Output each entry below as it stands, leaving out every picture.

* start Data in this exercise *

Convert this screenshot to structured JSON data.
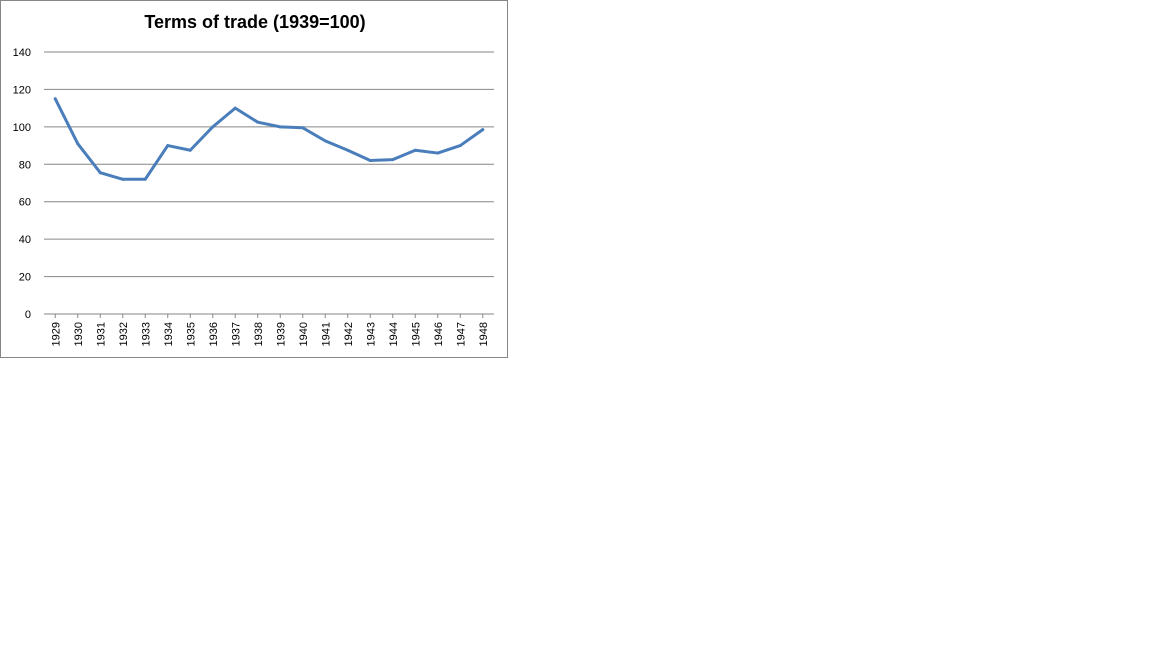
{
  "chart_data": {
    "type": "line",
    "title": "Terms of trade (1939=100)",
    "xlabel": "",
    "ylabel": "",
    "x": [
      "1929",
      "1930",
      "1931",
      "1932",
      "1933",
      "1934",
      "1935",
      "1936",
      "1937",
      "1938",
      "1939",
      "1940",
      "1941",
      "1942",
      "1943",
      "1944",
      "1945",
      "1946",
      "1947",
      "1948"
    ],
    "series": [
      {
        "values": [
          115,
          91,
          75.5,
          72,
          72,
          90,
          87.5,
          100,
          110,
          102.5,
          100,
          99.5,
          92.5,
          87.5,
          82,
          82.5,
          87.5,
          86,
          90,
          98.5
        ]
      }
    ],
    "ylim": [
      0,
      140
    ],
    "yticks": [
      "0",
      "20",
      "40",
      "60",
      "80",
      "100",
      "120",
      "140"
    ],
    "grid": true,
    "legend": "none",
    "line_color": "#4a7ebb",
    "grid_color": "#868686"
  }
}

* end Data in this exercise *

● **Full response**:
Convert this screenshot to structured JSON data.
{
  "chart_data": {
    "type": "line",
    "title": "Terms of trade (1939=100)",
    "xlabel": "",
    "ylabel": "",
    "x": [
      "1929",
      "1930",
      "1931",
      "1932",
      "1933",
      "1934",
      "1935",
      "1936",
      "1937",
      "1938",
      "1939",
      "1940",
      "1941",
      "1942",
      "1943",
      "1944",
      "1945",
      "1946",
      "1947",
      "1948"
    ],
    "series": [
      {
        "values": [
          115,
          91,
          75.5,
          72,
          72,
          90,
          87.5,
          100,
          110,
          102.5,
          100,
          99.5,
          92.5,
          87.5,
          82,
          82.5,
          87.5,
          86,
          90,
          98.5
        ]
      }
    ],
    "ylim": [
      0,
      140
    ],
    "yticks": [
      "0",
      "20",
      "40",
      "60",
      "80",
      "100",
      "120",
      "140"
    ],
    "grid": true,
    "legend": "none",
    "line_color": "#4a7ebb",
    "grid_color": "#868686"
  }
}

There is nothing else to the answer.